▶ **Given records**
_ _ _ _
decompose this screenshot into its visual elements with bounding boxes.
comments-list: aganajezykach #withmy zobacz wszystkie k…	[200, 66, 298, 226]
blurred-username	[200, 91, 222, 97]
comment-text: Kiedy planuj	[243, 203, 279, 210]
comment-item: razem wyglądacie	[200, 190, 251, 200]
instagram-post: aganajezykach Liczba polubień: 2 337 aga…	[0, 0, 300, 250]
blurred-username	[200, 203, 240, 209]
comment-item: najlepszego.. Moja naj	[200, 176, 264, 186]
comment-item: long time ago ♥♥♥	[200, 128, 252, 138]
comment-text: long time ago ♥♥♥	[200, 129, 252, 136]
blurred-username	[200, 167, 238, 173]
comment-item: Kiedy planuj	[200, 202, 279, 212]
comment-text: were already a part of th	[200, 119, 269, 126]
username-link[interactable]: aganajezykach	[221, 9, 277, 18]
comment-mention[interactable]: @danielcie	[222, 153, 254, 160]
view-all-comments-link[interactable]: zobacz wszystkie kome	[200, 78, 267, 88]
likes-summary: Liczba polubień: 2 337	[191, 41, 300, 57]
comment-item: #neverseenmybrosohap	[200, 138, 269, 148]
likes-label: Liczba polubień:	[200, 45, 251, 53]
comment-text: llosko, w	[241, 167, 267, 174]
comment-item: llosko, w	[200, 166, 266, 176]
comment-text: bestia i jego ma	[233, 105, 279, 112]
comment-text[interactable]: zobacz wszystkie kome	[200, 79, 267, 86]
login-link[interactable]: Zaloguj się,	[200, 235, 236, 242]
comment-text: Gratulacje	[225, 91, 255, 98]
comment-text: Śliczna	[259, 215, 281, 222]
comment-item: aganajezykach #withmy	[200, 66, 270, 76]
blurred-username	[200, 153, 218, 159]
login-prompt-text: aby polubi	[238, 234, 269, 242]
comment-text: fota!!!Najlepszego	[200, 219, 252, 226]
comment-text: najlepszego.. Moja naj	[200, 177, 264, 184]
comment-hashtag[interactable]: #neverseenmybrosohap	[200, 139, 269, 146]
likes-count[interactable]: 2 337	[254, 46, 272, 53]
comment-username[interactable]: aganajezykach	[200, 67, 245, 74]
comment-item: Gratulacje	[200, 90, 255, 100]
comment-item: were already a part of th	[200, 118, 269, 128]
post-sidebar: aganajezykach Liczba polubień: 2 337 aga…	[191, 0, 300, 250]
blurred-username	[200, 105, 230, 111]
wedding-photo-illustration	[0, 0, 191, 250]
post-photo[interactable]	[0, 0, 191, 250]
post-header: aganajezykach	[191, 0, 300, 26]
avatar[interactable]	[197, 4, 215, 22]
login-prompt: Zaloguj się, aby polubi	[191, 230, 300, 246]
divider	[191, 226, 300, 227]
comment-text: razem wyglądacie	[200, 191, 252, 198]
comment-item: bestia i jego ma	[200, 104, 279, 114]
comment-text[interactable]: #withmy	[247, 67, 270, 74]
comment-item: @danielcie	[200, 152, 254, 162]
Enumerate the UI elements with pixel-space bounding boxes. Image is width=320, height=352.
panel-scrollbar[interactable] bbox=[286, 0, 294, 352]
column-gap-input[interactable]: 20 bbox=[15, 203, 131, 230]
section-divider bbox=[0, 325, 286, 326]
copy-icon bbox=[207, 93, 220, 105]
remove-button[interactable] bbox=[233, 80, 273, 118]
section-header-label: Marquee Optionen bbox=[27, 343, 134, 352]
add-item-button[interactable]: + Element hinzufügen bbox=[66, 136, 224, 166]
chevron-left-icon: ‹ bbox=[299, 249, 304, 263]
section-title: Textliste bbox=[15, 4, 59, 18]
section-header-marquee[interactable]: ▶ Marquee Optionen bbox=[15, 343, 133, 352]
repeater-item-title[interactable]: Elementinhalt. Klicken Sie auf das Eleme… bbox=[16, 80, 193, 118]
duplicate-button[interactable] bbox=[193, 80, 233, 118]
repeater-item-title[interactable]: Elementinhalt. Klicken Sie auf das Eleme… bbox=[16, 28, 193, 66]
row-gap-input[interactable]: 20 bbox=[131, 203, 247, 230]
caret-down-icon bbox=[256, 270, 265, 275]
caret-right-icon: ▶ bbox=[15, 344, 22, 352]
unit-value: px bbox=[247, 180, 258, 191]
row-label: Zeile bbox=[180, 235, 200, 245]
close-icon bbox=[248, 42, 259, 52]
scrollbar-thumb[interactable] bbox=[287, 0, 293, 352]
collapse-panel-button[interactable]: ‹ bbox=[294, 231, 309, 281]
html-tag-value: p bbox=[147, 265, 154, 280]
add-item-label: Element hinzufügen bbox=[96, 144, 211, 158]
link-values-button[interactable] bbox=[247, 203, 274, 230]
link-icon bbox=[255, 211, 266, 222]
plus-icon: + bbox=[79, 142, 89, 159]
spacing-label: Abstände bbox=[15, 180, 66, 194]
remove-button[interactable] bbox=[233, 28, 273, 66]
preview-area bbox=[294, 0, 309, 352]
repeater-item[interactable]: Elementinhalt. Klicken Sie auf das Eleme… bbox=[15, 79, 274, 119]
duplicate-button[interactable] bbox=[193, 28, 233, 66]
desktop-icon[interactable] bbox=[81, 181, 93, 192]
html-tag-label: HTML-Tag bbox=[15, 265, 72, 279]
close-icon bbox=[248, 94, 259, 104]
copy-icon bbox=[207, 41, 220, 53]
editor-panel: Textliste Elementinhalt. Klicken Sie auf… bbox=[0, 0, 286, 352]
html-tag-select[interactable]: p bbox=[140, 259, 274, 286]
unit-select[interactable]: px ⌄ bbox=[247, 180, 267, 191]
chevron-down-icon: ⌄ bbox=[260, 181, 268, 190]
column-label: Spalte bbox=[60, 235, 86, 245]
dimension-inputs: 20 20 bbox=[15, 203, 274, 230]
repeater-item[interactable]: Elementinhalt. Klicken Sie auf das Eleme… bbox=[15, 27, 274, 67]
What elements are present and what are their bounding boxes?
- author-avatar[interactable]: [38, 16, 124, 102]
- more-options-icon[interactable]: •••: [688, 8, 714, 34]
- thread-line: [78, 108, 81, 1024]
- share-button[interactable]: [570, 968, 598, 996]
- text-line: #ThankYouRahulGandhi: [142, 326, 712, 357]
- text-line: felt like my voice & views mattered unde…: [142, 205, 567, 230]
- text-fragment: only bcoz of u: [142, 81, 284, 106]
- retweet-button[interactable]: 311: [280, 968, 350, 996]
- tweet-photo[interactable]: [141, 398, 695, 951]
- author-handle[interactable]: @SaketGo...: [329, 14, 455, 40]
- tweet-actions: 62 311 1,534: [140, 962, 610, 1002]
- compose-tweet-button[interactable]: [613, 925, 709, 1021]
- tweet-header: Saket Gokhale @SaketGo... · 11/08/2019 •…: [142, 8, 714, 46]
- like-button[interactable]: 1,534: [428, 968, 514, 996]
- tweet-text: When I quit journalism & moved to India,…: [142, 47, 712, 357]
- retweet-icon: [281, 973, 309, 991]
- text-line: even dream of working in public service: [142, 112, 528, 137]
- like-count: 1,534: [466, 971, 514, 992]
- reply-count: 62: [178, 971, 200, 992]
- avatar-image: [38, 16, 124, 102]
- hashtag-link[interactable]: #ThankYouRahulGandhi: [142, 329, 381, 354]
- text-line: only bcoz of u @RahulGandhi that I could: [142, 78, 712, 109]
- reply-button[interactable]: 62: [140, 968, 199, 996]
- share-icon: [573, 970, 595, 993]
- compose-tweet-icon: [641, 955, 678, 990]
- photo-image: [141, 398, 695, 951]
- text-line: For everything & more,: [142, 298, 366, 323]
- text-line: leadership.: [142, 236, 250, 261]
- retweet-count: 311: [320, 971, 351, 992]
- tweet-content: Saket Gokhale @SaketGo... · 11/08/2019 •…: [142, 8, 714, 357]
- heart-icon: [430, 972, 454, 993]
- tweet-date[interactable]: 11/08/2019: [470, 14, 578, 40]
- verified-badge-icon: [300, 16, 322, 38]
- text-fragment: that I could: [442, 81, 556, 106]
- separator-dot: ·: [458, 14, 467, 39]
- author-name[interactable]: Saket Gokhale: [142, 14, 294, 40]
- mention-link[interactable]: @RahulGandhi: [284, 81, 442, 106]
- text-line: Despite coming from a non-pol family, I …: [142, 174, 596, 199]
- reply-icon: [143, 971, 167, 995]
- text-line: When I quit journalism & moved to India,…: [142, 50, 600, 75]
_ _ _ _
▶ **Your instructions**
Edit the records from their beginning through the line containing "190, 251, 200]", replacing "screenshot" with "screen capture" and leaving everything else unchanged. Give back only those lines.

▶ **Response below**
decompose this screen capture into its visual elements with bounding boxes.
comments-list: aganajezykach #withmy zobacz wszystkie k…	[200, 66, 298, 226]
blurred-username	[200, 91, 222, 97]
comment-text: Kiedy planuj	[243, 203, 279, 210]
comment-item: razem wyglądacie	[200, 190, 251, 200]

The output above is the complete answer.